## Assigned task
Copy each line of the entries beneath that contains the word "other".

--- --- ---

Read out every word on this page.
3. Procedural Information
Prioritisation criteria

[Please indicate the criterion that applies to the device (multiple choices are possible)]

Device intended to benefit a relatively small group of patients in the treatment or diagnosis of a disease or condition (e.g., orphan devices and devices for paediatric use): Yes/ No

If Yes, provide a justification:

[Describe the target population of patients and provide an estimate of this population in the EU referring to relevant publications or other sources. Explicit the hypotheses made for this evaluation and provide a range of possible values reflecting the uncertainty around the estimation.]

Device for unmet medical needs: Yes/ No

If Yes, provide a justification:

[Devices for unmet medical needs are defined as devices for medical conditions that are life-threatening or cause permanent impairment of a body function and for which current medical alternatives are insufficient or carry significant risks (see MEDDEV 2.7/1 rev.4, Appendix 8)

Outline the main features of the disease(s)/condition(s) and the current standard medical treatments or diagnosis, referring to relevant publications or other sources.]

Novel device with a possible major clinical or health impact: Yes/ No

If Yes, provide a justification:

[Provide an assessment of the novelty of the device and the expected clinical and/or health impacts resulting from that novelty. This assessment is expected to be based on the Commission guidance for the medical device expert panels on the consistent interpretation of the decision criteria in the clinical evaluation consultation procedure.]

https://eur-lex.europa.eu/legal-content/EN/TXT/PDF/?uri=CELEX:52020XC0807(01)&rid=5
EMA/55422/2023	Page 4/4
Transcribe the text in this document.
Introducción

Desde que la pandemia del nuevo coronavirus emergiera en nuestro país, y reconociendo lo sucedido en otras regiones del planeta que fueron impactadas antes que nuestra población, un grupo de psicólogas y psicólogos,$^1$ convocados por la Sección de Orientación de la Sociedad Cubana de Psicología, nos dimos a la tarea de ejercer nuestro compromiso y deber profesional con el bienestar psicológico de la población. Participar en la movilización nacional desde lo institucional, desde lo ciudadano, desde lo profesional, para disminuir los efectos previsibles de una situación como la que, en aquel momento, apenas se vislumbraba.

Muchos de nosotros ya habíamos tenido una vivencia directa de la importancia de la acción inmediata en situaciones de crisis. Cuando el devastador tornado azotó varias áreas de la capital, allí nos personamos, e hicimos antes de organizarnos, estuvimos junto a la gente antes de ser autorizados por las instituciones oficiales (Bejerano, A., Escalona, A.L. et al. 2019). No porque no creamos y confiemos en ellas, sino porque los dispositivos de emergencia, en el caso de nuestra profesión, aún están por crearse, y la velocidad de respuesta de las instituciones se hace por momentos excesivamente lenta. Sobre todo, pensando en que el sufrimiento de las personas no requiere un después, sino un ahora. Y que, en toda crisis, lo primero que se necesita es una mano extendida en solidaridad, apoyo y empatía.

--- --- ---

## Your response
[Describe the target population of patients and provide an estimate of this population in the EU referring to relevant publications or other sources. Explicit the hypotheses made for this evaluation and provide a range of possible values reflecting the uncertainty around the estimation.]
Outline the main features of the disease(s)/condition(s) and the current standard medical treatments or diagnosis, referring to relevant publications or other sources.]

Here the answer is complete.